Extracted information:
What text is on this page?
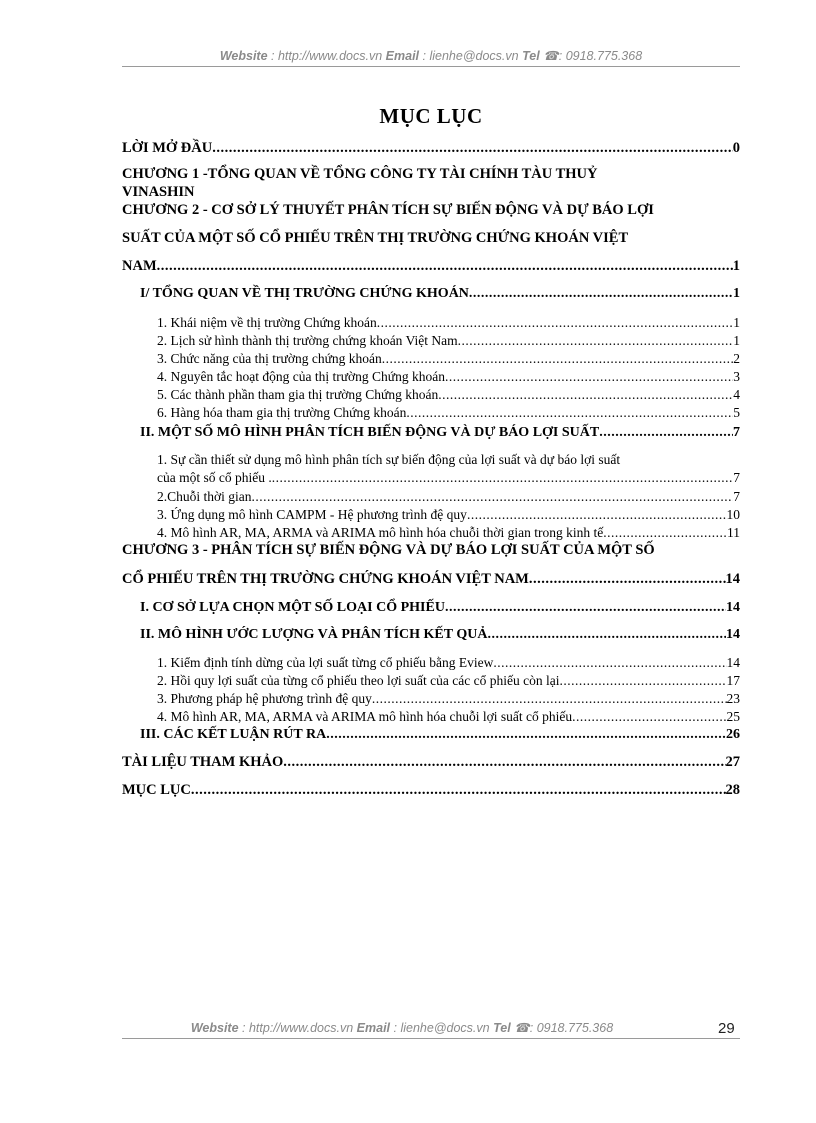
Website : http://www.docs.vn Email : lienhe@docs.vn Tel ☎: 0918.775.368
MỤC LỤC
LỜI MỞ ĐẦU .....	0
CHƯƠNG 1 -TỔNG QUAN VỀ TỔNG CÔNG TY TÀI CHÍNH TÀU THUỶ
VINASHIN
CHƯƠNG 2 - CƠ SỞ LÝ THUYẾT PHÂN TÍCH SỰ BIẾN ĐỘNG VÀ DỰ BÁO LỢI
SUẤT CỦA MỘT SỐ CỔ PHIẾU TRÊN THỊ TRƯỜNG CHỨNG KHOÁN VIỆT
NAM .....	1
I/ TỔNG QUAN VỀ THỊ TRƯỜNG CHỨNG KHOÁN .....	1
1. Khái niệm về thị trường Chứng khoán .....	1
2. Lịch sử hình thành thị trường chứng khoán Việt Nam .....	1
3. Chức năng của thị trường chứng khoán .....	2
4. Nguyên tắc hoạt động của thị trường Chứng khoán .....	3
5. Các thành phần tham gia thị trường Chứng khoán .....	4
6. Hàng hóa tham gia thị trường Chứng khoán .....	5
II. MỘT SỐ MÔ HÌNH PHÂN TÍCH BIẾN ĐỘNG VÀ DỰ BÁO LỢI SUẤT .....	7
1. Sự cần thiết sử dụng mô hình phân tích sự biến động của lợi suất và dự báo lợi suất
của một số cổ phiếu . .....	7
2.Chuỗi thời gian .....	7
3. Ứng dụng mô hình CAMPM - Hệ phương trình đệ quy .....	10
4. Mô hình AR, MA, ARMA và ARIMA mô hình hóa chuỗi thời gian trong kinh tế .....	11
CHƯƠNG 3 - PHÂN TÍCH SỰ BIẾN ĐỘNG VÀ DỰ BÁO LỢI SUẤT CỦA MỘT SỐ
CỔ PHIẾU TRÊN THỊ TRƯỜNG CHỨNG KHOÁN VIỆT NAM .....	14
I. CƠ SỞ LỰA CHỌN MỘT SỐ LOẠI CỔ PHIẾU .....	14
II. MÔ HÌNH ƯỚC LƯỢNG VÀ PHÂN TÍCH KẾT QUẢ .....	14
1. Kiểm định tính dừng của lợi suất từng cổ phiếu bằng Eview .....	14
2. Hồi quy lợi suất của từng cổ phiếu theo lợi suất của các cổ phiếu còn lại .....	17
3. Phương pháp hệ phương trình đệ quy .....	23
4. Mô hình AR, MA, ARMA và ARIMA mô hình hóa chuỗi lợi suất cổ phiếu .....	25
III. CÁC KẾT LUẬN RÚT RA .....	26
TÀI LIỆU THAM KHẢO .....	27
MỤC LỤC .....	28
Website : http://www.docs.vn Email : lienhe@docs.vn Tel ☎: 0918.775.368	29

Given task: Exclude the images, then output the data above word for word.

Task answer:
What text is on this page?
Website : http://www.docs.vn Email : lienhe@docs.vn Tel ☎: 0918.775.368
MỤC LỤC
LỜI MỞ ĐẦU .....	0
CHƯƠNG 1 -TỔNG QUAN VỀ TỔNG CÔNG TY TÀI CHÍNH TÀU THUỶ
VINASHIN
CHƯƠNG 2 - CƠ SỞ LÝ THUYẾT PHÂN TÍCH SỰ BIẾN ĐỘNG VÀ DỰ BÁO LỢI
SUẤT CỦA MỘT SỐ CỔ PHIẾU TRÊN THỊ TRƯỜNG CHỨNG KHOÁN VIỆT
NAM .....	1
I/ TỔNG QUAN VỀ THỊ TRƯỜNG CHỨNG KHOÁN .....	1
1. Khái niệm về thị trường Chứng khoán .....	1
2. Lịch sử hình thành thị trường chứng khoán Việt Nam .....	1
3. Chức năng của thị trường chứng khoán .....	2
4. Nguyên tắc hoạt động của thị trường Chứng khoán .....	3
5. Các thành phần tham gia thị trường Chứng khoán .....	4
6. Hàng hóa tham gia thị trường Chứng khoán .....	5
II. MỘT SỐ MÔ HÌNH PHÂN TÍCH BIẾN ĐỘNG VÀ DỰ BÁO LỢI SUẤT .....	7
1. Sự cần thiết sử dụng mô hình phân tích sự biến động của lợi suất và dự báo lợi suất
của một số cổ phiếu . .....	7
2.Chuỗi thời gian .....	7
3. Ứng dụng mô hình CAMPM - Hệ phương trình đệ quy .....	10
4. Mô hình AR, MA, ARMA và ARIMA mô hình hóa chuỗi thời gian trong kinh tế .....	11
CHƯƠNG 3 - PHÂN TÍCH SỰ BIẾN ĐỘNG VÀ DỰ BÁO LỢI SUẤT CỦA MỘT SỐ
CỔ PHIẾU TRÊN THỊ TRƯỜNG CHỨNG KHOÁN VIỆT NAM .....	14
I. CƠ SỞ LỰA CHỌN MỘT SỐ LOẠI CỔ PHIẾU .....	14
II. MÔ HÌNH ƯỚC LƯỢNG VÀ PHÂN TÍCH KẾT QUẢ .....	14
1. Kiểm định tính dừng của lợi suất từng cổ phiếu bằng Eview .....	14
2. Hồi quy lợi suất của từng cổ phiếu theo lợi suất của các cổ phiếu còn lại .....	17
3. Phương pháp hệ phương trình đệ quy .....	23
4. Mô hình AR, MA, ARMA và ARIMA mô hình hóa chuỗi lợi suất cổ phiếu .....	25
III. CÁC KẾT LUẬN RÚT RA .....	26
TÀI LIỆU THAM KHẢO .....	27
MỤC LỤC .....	28
Website : http://www.docs.vn Email : lienhe@docs.vn Tel ☎: 0918.775.368	29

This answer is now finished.